[任务要求] 将下列记录中从含有“code-line[interactable]: 47 *”的那一行起，至含有“code-line[interactable]: 39 —”的那一行止（首尾两行均包括在内）的各行原样照录一遍。

[图像元素框记录]

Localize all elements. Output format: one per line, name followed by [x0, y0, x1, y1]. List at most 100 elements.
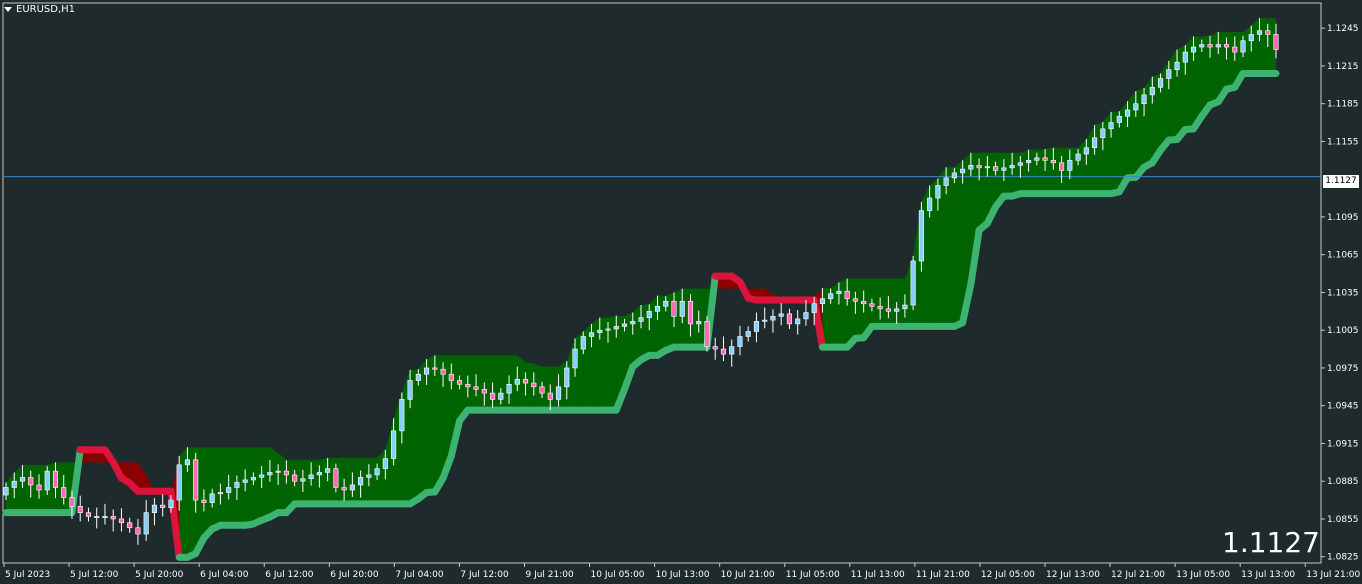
cloud-segment: [476, 355, 485, 411]
candle-body: [885, 308, 891, 312]
x-tick-label: 12 Jul 13:00: [1046, 570, 1100, 580]
y-tick-label: 1.1065: [1327, 251, 1359, 261]
y-tick-label: 1.0855: [1327, 515, 1359, 525]
candle-body: [918, 210, 924, 262]
candle-body: [1157, 78, 1164, 88]
candle-body: [465, 384, 471, 388]
candle-body: [36, 484, 42, 491]
candle-body: [424, 367, 430, 375]
candle-body: [325, 468, 331, 473]
y-tick-label: 1.1155: [1327, 137, 1359, 147]
x-tick-label: 6 Jul 04:00: [200, 570, 249, 580]
candle-body: [473, 386, 479, 390]
cloud-segment: [319, 457, 328, 504]
cloud-segment: [1003, 152, 1013, 197]
candle-body: [358, 477, 364, 486]
candle-body: [968, 165, 974, 170]
candle-body: [127, 522, 133, 529]
cloud-segment: [1045, 147, 1054, 194]
candle-body: [1166, 69, 1172, 79]
candle-body: [1207, 44, 1213, 48]
candle-body: [52, 470, 59, 488]
symbol-label: EURUSD,H1: [16, 4, 76, 15]
cloud-segment: [294, 459, 303, 504]
candle-body: [498, 392, 504, 400]
candle-body: [118, 518, 125, 524]
chart-canvas[interactable]: 1.1245 1.1215 1.1185 1.1155 1.1095 1.1065 1.10…: [0, 0, 1362, 584]
y-tick-label: 1.1185: [1327, 100, 1359, 110]
candle-body: [300, 478, 306, 482]
cloud-segment: [311, 459, 320, 504]
candle-body: [1100, 128, 1106, 138]
candle-body: [151, 504, 158, 513]
candle-body: [646, 311, 652, 318]
candle-body: [1001, 167, 1007, 171]
x-tick-label: 7 Jul 04:00: [395, 570, 444, 580]
candle-body: [869, 303, 875, 307]
x-tick-label: 5 Jul 20:00: [135, 570, 184, 580]
candle-body: [621, 323, 628, 327]
candle-body: [308, 474, 314, 479]
candle-body: [522, 378, 529, 384]
candle-body: [77, 506, 83, 513]
candle-body: [960, 168, 966, 174]
candle-body: [1026, 160, 1032, 164]
candle-body: [588, 332, 595, 337]
cloud-segment: [1012, 152, 1021, 197]
candle-body: [720, 348, 727, 355]
symbol-selector[interactable]: EURUSD,H1: [4, 4, 75, 15]
x-tick-label: 11 Jul 13:00: [851, 570, 905, 580]
y-tick-label: 1.1035: [1327, 288, 1359, 298]
candle-body: [613, 326, 619, 330]
cloud-segment: [212, 447, 221, 530]
candle-body: [828, 293, 834, 300]
dropdown-triangle-icon[interactable]: [4, 7, 12, 12]
cloud-segment: [203, 447, 213, 538]
candle-body: [209, 493, 215, 503]
cloud-segment: [1028, 149, 1037, 194]
candle-body: [1190, 46, 1197, 53]
candle-body: [1248, 34, 1254, 42]
candle-body: [1265, 30, 1271, 35]
candle-body: [753, 321, 760, 332]
cloud-segment: [1020, 149, 1029, 194]
cloud-segment: [1036, 148, 1046, 194]
cloud-segment: [14, 464, 23, 513]
cloud-segment: [896, 278, 905, 327]
candle-body: [69, 497, 75, 507]
candle-body: [184, 459, 190, 466]
candle-body: [704, 321, 710, 347]
candle-body: [836, 290, 842, 294]
x-tick-label: 13 Jul 21:00: [1306, 570, 1360, 580]
candle-body: [729, 346, 735, 355]
cloud-segment: [426, 355, 435, 493]
cloud-segment: [344, 457, 353, 504]
candle-body: [457, 380, 463, 385]
candle-body: [951, 172, 957, 179]
candle-body: [1034, 157, 1040, 161]
candle-body: [861, 300, 867, 305]
candle-body: [1067, 160, 1073, 171]
cloud-segment: [278, 452, 287, 513]
candle-body: [1133, 103, 1139, 111]
candle-body: [341, 487, 347, 491]
candle-body: [1256, 30, 1263, 35]
candle-body: [564, 367, 570, 388]
candle-body: [547, 392, 553, 400]
candle-body: [3, 487, 9, 496]
cloud-segment: [1078, 138, 1087, 194]
candle-body: [910, 260, 916, 306]
candles-layer: [3, 18, 1279, 545]
cloud-segment: [954, 160, 963, 327]
candle-body: [506, 384, 512, 394]
cloud-segment: [492, 355, 501, 411]
candle-body: [1174, 61, 1180, 70]
candle-body: [712, 346, 718, 350]
candle-body: [663, 300, 669, 307]
cloud-segment: [880, 278, 889, 327]
candle-body: [399, 399, 405, 432]
candle-body: [1182, 51, 1188, 63]
candle-body: [440, 368, 446, 375]
candle-body: [1223, 44, 1230, 48]
candle-body: [19, 477, 26, 482]
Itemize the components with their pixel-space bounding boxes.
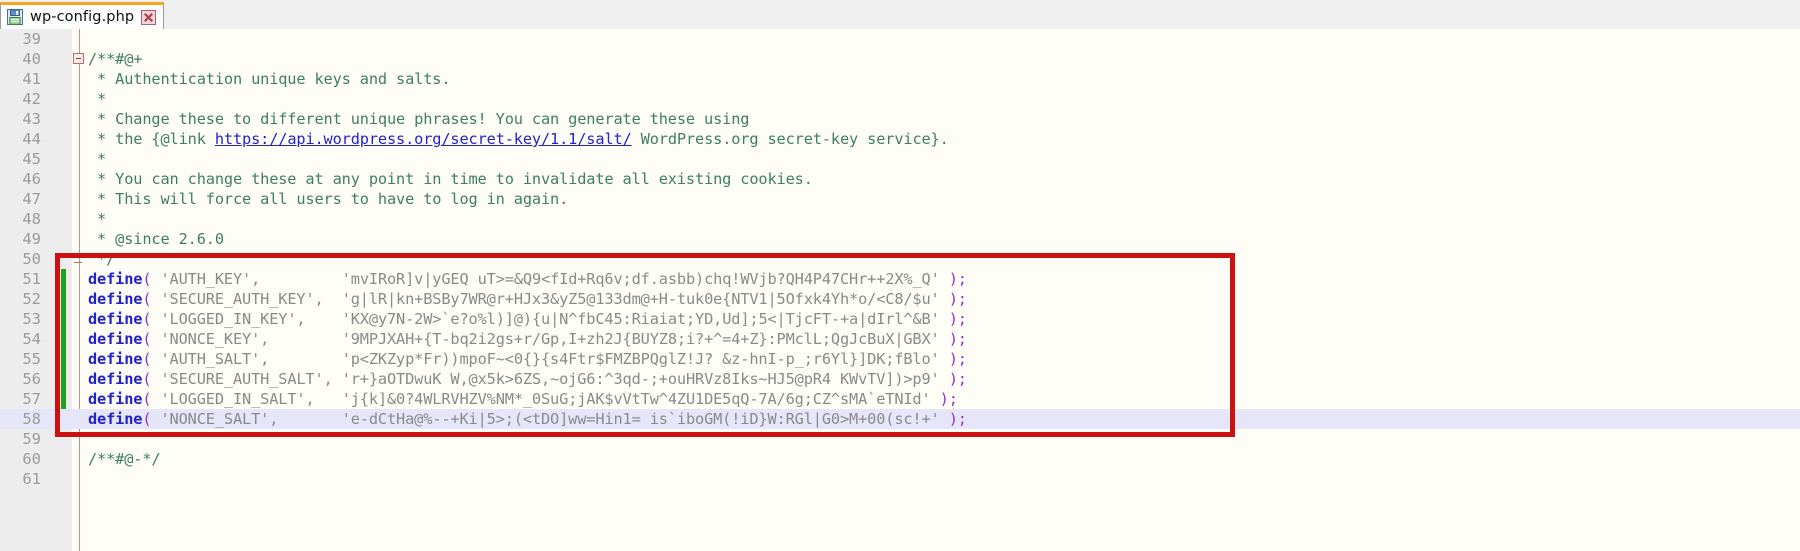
code-line[interactable]: 47 * This will force all users to have t… — [0, 189, 1800, 209]
code-line[interactable]: 53 define( 'LOGGED_IN_KEY', 'KX@y7N-2W>`e… — [0, 309, 1800, 329]
line-number: 61 — [22, 470, 41, 488]
code-line[interactable]: 46 * You can change these at any point i… — [0, 169, 1800, 189]
code-line[interactable]: 54 define( 'NONCE_KEY', '9MPJXAH+{T-bq2i2… — [0, 329, 1800, 349]
line-number: 41 — [22, 70, 41, 88]
line-number: 47 — [22, 190, 41, 208]
line-number: 59 — [22, 430, 41, 448]
code-line[interactable]: 42 * — [0, 89, 1800, 109]
code-line[interactable]: 59 — [0, 429, 1800, 449]
code-line[interactable]: 45 * — [0, 149, 1800, 169]
line-number: 60 — [22, 450, 41, 468]
line-number: 50 — [22, 250, 41, 268]
code-text: * — [88, 90, 107, 108]
code-text: * Authentication unique keys and salts. — [88, 70, 451, 88]
code-line[interactable]: 41 * Authentication unique keys and salt… — [0, 69, 1800, 89]
code-line[interactable]: 39 — [0, 29, 1800, 49]
line-number: 48 — [22, 210, 41, 228]
line-number: 52 — [22, 290, 41, 308]
code-line[interactable]: 56 define( 'SECURE_AUTH_SALT', 'r+}aOTDwu… — [0, 369, 1800, 389]
code-text: /**#@-*/ — [88, 450, 161, 468]
code-text: */ — [88, 250, 116, 268]
code-text: define( 'SECURE_AUTH_SALT', 'r+}aOTDwuK … — [88, 370, 967, 388]
code-fold-toggle[interactable] — [73, 53, 84, 64]
code-text: * — [88, 210, 107, 228]
code-text: * This will force all users to have to l… — [88, 190, 569, 208]
floppy-save-icon — [7, 9, 23, 25]
code-text: * — [88, 150, 107, 168]
code-line[interactable]: 58 define( 'NONCE_SALT', 'e-dCtHa@%--+Ki|… — [0, 409, 1800, 429]
code-editor[interactable]: 39 40/**#@+ 41 * Authentication unique key… — [0, 29, 1800, 551]
line-number: 58 — [0, 409, 41, 429]
line-number: 55 — [22, 350, 41, 368]
tab-title: wp-config.php — [30, 9, 135, 25]
line-number: 53 — [22, 310, 41, 328]
code-text: define( 'AUTH_KEY', 'mvIRoR]v|yGEQ uT>=&… — [88, 270, 967, 288]
code-text: define( 'NONCE_SALT', 'e-dCtHa@%--+Ki|5>… — [88, 410, 967, 428]
code-text: * @since 2.6.0 — [88, 230, 224, 248]
code-text: * Change these to different unique phras… — [88, 110, 750, 128]
line-number: 44 — [22, 130, 41, 148]
code-line[interactable]: 40 /**#@+ — [0, 49, 1800, 69]
code-text: define( 'LOGGED_IN_KEY', 'KX@y7N-2W>`e?o… — [88, 310, 967, 328]
code-text: /**#@+ — [88, 50, 143, 68]
line-number: 57 — [22, 390, 41, 408]
code-line[interactable]: 51 define( 'AUTH_KEY', 'mvIRoR]v|yGEQ uT>… — [0, 269, 1800, 289]
code-text: * the {@link https://api.wordpress.org/s… — [88, 130, 949, 148]
code-line[interactable]: 55 define( 'AUTH_SALT', 'p<ZKZyp*Fr))mpoF… — [0, 349, 1800, 369]
code-text: * You can change these at any point in t… — [88, 170, 813, 188]
code-text: define( 'AUTH_SALT', 'p<ZKZyp*Fr))mpoF~<… — [88, 350, 967, 368]
code-line[interactable]: 44 * the {@link https://api.wordpress.or… — [0, 129, 1800, 149]
line-number: 42 — [22, 90, 41, 108]
line-number: 39 — [22, 30, 41, 48]
line-number: 54 — [22, 330, 41, 348]
code-text: define( 'LOGGED_IN_SALT', 'j{k]&0?4WLRVH… — [88, 390, 958, 408]
code-text: define( 'NONCE_KEY', '9MPJXAH+{T-bq2i2gs… — [88, 330, 967, 348]
code-line[interactable]: 60 /**#@-*/ — [0, 449, 1800, 469]
code-line[interactable]: 43 * Change these to different unique ph… — [0, 109, 1800, 129]
code-line[interactable]: 48 * — [0, 209, 1800, 229]
code-line[interactable]: 52 define( 'SECURE_AUTH_KEY', 'g|lR|kn+BS… — [0, 289, 1800, 309]
line-number: 43 — [22, 110, 41, 128]
code-text: define( 'SECURE_AUTH_KEY', 'g|lR|kn+BSBy… — [88, 290, 967, 308]
code-line[interactable]: 57 define( 'LOGGED_IN_SALT', 'j{k]&0?4WLR… — [0, 389, 1800, 409]
line-number: 40 — [22, 50, 41, 68]
editor-tab-wp-config[interactable]: wp-config.php — [0, 2, 165, 29]
code-line[interactable]: 61 — [0, 469, 1800, 489]
close-x-icon[interactable] — [141, 9, 157, 25]
line-number: 56 — [22, 370, 41, 388]
line-number: 45 — [22, 150, 41, 168]
line-number: 51 — [22, 270, 41, 288]
code-line[interactable]: 49 * @since 2.6.0 — [0, 229, 1800, 249]
code-fold-end-marker — [74, 262, 82, 263]
tab-bar: wp-config.php — [0, 0, 1800, 30]
line-number: 49 — [22, 230, 41, 248]
code-line[interactable]: 50 */ — [0, 249, 1800, 269]
line-number: 46 — [22, 170, 41, 188]
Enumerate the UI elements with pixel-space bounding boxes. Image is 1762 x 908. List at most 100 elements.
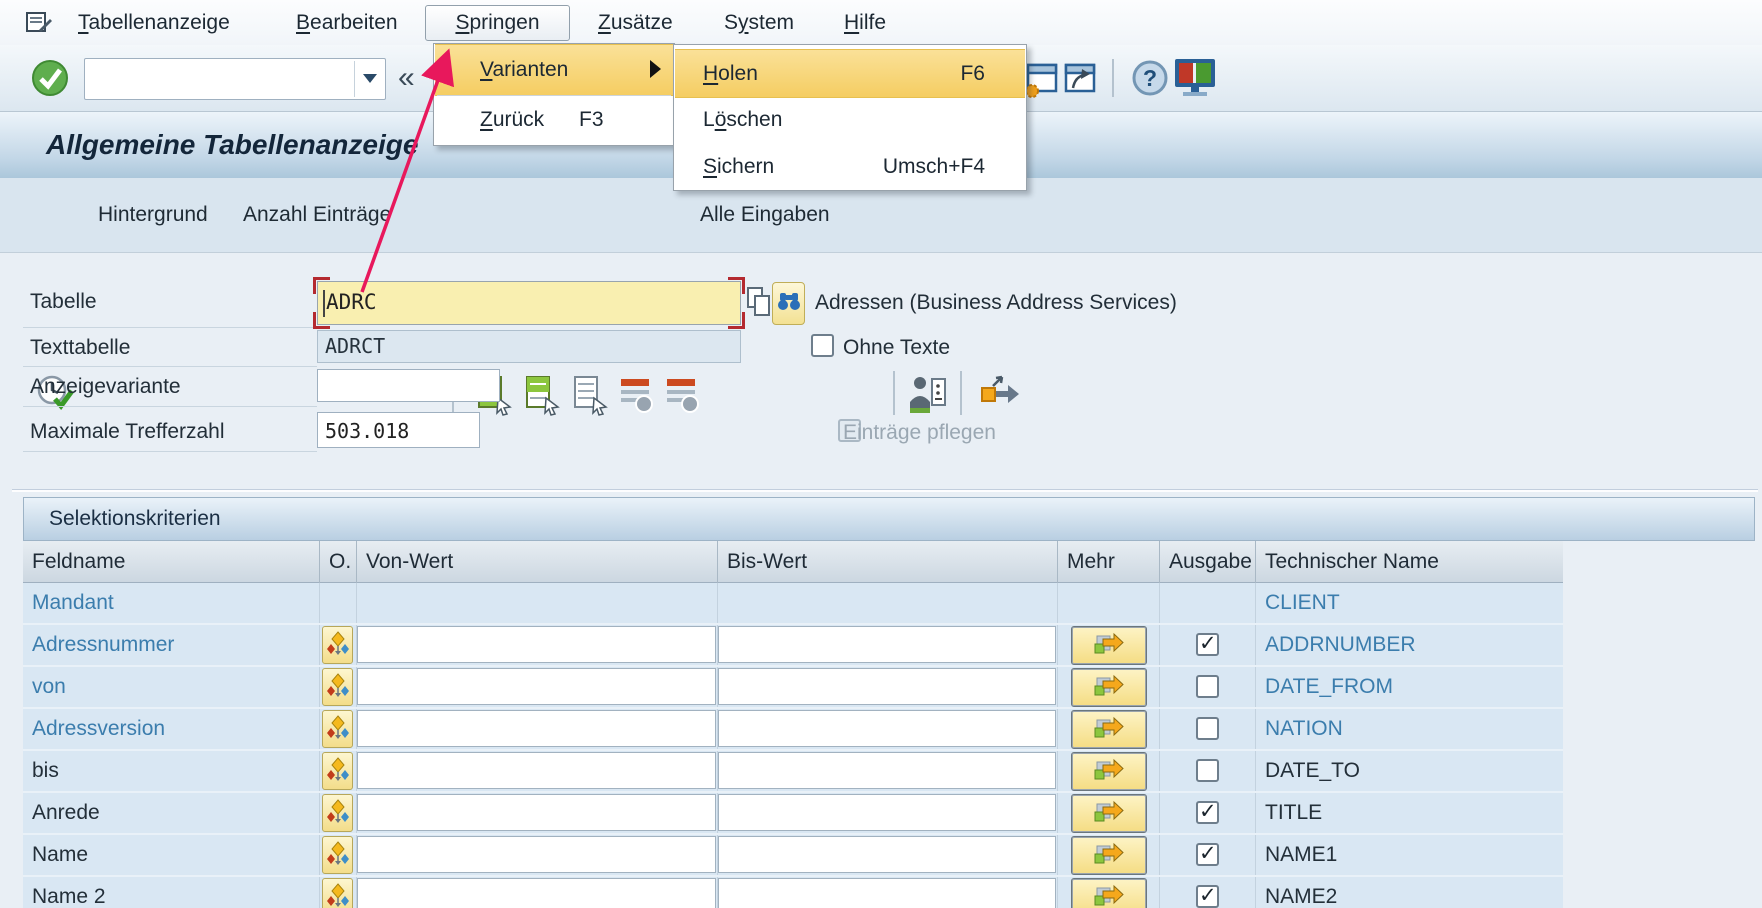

[任务结果]
code-line[interactable]: 47 * This will force all users to have t… — [0, 189, 1800, 209]
code-line[interactable]: 53 define( 'LOGGED_IN_KEY', 'KX@y7N-2W>`e… — [0, 309, 1800, 329]
line-number: 61 — [22, 470, 41, 488]
code-line[interactable]: 46 * You can change these at any point i… — [0, 169, 1800, 189]
code-line[interactable]: 54 define( 'NONCE_KEY', '9MPJXAH+{T-bq2i2… — [0, 329, 1800, 349]
line-number: 41 — [22, 70, 41, 88]
line-number: 47 — [22, 190, 41, 208]
line-number: 59 — [22, 430, 41, 448]
code-line[interactable]: 42 * — [0, 89, 1800, 109]
code-line[interactable]: 59 — [0, 429, 1800, 449]
code-line[interactable]: 45 * — [0, 149, 1800, 169]
line-number: 60 — [22, 450, 41, 468]
line-number: 50 — [22, 250, 41, 268]
code-text: * — [88, 90, 107, 108]
code-text: * Authentication unique keys and salts. — [88, 70, 451, 88]
code-line[interactable]: 41 * Authentication unique keys and salt… — [0, 69, 1800, 89]
code-line[interactable]: 39 — [0, 29, 1800, 49]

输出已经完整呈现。